Recorded data:
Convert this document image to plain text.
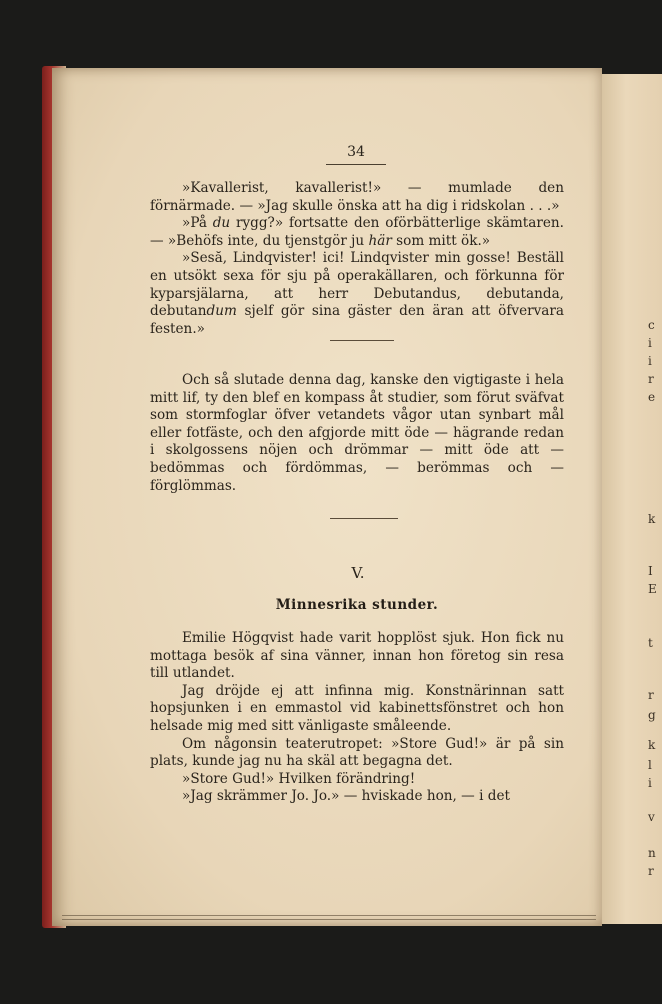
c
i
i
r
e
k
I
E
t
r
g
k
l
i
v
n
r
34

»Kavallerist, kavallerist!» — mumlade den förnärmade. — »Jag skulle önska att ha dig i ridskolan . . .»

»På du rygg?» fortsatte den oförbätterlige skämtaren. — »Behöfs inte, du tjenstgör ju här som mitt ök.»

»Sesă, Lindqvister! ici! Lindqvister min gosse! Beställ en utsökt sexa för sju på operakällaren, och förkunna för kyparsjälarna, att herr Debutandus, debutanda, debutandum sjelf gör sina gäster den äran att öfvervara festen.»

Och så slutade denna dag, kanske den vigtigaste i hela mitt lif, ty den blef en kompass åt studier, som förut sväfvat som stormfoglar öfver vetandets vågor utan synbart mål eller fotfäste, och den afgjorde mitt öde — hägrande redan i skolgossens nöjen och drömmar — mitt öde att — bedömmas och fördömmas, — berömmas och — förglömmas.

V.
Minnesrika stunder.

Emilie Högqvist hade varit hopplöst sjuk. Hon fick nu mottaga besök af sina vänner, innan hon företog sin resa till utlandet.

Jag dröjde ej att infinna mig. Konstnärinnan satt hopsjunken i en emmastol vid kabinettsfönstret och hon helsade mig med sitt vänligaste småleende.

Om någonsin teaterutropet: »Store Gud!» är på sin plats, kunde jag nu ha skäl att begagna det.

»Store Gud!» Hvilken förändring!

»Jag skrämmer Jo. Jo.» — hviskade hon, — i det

Written task: Pull every line containing the word "Store" out of the material.

Answer to this problem:
Om någonsin teaterutropet: »Store Gud!» är på sin plats, kunde jag nu ha skäl att begagna det.
»Store Gud!» Hvilken förändring!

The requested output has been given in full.